:: ARTICLE ::

I move amendment No. 3:
3. In page 2, before section 2, to insert the following new section:
2.—(1) In this section—
‘agreement', ‘decision' and ‘concerted practice' mean, respectively, an agreement, decision and concerted practice of a kind described in section 4 (1) of the Principal Act;
‘certificate' means a certificate under section 4 (4) of the Principal Act;
‘licence' means a licence under section 4 (2) of the Principal Act.
(2) (a) An undertaking shall not—
(i) enter into, or implement, an agreement, or
(ii) make or implement a decision, or
(iii) engage in a concerted practice.
(b) An undertaking that contravenes this subsection shall be guilty of an offence.
(c) In proceedings for an offence under this subsection, it shall be a good defence to prove that—
(i) the defendant did not know, nor, in all the circumstances of the case, could the defendant be reasonably expected to have known, that the effect of the agreement, decision or concerted practice concerned would be the prevention, restriction or distortion of competition in trade alleged in the proceedings, or
(ii) at all material times a licence or certificate was in force in respect of the agreement, decision or concerted practice concerned and, in the case of a licence—
(I) the terms and conditions of the licence were at all material times being complied with by the defendant, or
(II) subject to subsection (3) of this section, in case any terms or conditions of the licence were not being so complied with—
(A) those terms or conditions are terms of conditions that had been amended, or inserted in the licence, under section 8 of the Principal Act,
(B) the defendant was complying with the terms and conditions of the licence immediately before the making of such amendments or insertions, and
(C) the defendant began to take, within 14 days after the date of publication, in accordance with the said section 8, of notice of the amendment or insertion of terms or conditions aforesaid, all reasonable steps for the purposes of complying with those terms or conditions and was proceeding with due expedition on the date on which the offence is alleged to have been committed with the completion of any step remaining for those purposes,
or
(iii) subject to subsections (3) and (4) of this section, in the case of an agreement, decision or concerted practice in respect of which a licence or certificate has been granted and such a licence has been revoked or suspended or, as the case may be, such a certificate has been revoked, the defendant began to take, within 14 days after—
(I) in the case of the revocation of a licence or certificate, the date of publication, in accordance with section 8 of the Principal Act, of notice of such revocation, or
(II) in the case of the suspension of a licence, the date of the order of the High Court or, as may be appropriate, the Supreme Court providing for such suspension,
all reasonable steps for the purposes of ensuring that any arrangements that had been made and which were necessary for the implementation of the agreement or decision or, as the case may be, which constituted the concerted practice were discontinued and was proceeding with due expedition on the date on which the offence is alleged to have been committed with the completion of any step remaining for those purposes.

:::
:: EXTRACTED ENTRIES ::

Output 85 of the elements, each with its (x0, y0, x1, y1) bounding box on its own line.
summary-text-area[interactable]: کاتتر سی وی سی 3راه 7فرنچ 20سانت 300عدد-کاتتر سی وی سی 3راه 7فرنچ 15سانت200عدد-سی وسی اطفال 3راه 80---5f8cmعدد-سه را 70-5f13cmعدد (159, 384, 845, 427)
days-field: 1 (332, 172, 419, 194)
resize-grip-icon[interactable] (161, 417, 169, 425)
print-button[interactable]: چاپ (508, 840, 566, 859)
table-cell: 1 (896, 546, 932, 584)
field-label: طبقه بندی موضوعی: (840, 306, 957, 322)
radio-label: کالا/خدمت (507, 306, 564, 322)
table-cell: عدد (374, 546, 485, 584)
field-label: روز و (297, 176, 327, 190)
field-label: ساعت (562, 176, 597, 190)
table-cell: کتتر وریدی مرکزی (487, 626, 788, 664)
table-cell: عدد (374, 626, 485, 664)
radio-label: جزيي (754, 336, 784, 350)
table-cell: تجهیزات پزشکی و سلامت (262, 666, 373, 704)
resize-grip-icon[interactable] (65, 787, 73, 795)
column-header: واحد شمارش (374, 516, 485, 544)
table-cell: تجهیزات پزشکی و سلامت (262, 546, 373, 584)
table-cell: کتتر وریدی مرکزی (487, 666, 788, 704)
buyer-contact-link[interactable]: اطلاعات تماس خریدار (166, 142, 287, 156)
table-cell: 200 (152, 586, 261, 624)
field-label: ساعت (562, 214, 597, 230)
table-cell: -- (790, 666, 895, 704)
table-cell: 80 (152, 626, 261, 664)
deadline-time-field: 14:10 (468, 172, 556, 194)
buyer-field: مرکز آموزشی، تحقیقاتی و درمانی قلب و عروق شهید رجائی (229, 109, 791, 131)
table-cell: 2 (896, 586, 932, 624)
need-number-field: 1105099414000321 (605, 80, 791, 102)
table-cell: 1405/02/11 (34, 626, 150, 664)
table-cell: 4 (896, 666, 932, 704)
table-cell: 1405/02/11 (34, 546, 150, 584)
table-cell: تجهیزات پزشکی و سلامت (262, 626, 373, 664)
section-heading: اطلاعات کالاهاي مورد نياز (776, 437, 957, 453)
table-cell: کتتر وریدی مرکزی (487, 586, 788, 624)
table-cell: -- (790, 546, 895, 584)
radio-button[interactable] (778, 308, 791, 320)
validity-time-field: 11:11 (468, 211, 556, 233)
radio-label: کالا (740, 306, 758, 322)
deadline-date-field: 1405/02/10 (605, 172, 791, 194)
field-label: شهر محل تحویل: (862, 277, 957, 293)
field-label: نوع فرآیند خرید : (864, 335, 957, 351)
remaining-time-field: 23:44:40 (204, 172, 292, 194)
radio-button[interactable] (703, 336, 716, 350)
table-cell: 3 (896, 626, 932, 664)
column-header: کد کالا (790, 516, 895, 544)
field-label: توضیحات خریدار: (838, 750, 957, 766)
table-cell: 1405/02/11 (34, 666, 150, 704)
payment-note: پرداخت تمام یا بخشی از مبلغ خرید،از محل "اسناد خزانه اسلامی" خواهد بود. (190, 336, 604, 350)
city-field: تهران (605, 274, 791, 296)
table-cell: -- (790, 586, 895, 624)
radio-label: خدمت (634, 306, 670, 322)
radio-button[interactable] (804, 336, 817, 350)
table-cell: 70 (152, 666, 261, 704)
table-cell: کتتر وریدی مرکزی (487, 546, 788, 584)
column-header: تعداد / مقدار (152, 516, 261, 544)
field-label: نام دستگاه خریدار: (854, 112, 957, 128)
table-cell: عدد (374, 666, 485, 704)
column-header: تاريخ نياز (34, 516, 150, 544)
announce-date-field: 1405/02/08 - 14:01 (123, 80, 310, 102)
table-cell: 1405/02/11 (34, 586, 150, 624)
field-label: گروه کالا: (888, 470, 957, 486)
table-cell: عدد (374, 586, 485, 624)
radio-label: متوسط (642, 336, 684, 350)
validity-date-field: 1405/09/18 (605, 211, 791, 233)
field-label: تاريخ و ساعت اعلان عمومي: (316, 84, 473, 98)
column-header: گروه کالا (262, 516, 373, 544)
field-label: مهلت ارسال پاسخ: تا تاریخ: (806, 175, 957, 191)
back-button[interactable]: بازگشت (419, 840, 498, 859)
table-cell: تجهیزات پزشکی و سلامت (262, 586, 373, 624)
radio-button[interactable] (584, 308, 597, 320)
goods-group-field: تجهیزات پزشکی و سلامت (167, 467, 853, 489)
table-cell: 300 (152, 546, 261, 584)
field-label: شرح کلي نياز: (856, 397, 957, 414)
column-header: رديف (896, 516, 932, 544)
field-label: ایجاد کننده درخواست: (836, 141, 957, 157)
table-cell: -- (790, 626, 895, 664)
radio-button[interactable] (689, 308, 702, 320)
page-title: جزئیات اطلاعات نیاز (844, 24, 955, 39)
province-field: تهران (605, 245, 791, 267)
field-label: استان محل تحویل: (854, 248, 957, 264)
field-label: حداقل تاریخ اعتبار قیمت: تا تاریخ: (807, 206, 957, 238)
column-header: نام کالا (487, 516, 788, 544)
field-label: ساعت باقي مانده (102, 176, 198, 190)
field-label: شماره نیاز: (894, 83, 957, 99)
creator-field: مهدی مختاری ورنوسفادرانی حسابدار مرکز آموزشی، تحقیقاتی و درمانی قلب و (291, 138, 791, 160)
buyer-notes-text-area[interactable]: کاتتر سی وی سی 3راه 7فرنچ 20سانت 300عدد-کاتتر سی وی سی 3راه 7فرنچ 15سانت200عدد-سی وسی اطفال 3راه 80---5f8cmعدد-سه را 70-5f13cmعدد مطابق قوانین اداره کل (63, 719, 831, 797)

:::

CHALLENGES:
**A.** In the amendment, under which section of the Principal Act is a certificate granted?
**B.** Extend the amendment on competition offenses beyond its last sentence.

SOLVED TASKS:
**A.** Section 4 (4) of the Principal Act.

**B.**
(3) The defence provided for by subparagraph (ii) (II) or, as the case may be, subparagraph (iii) of subsection (2) (c) of this section shall not be available to a defendant if the date on which the offence concerned is alleged to have been committed is more than 2 months after the date of publication of the notice concerned referred to in subclause (C) of the said subparagraph (ii) (II) or, as the case may be, clause (I) of the said subparagraph (iii) or, where appropriate, the date of the order concerned referred to in clause (II) of the said subparagraph (iii).
(4) The defence provided for by subsection (2) (c) (iii) of this section shall not be available to a defendant the doing of any act or the making of any omission by whom constituted the grounds for the revocation of the licence or certificate concerned.
(5) (a) An undertaking that is a party to an agreement, decision or concerted practice in respect of which a licence is in force shall comply with the terms and conditions of the licence.
(b) An undertaking that contravenes this subsection shall be guilty of an offence.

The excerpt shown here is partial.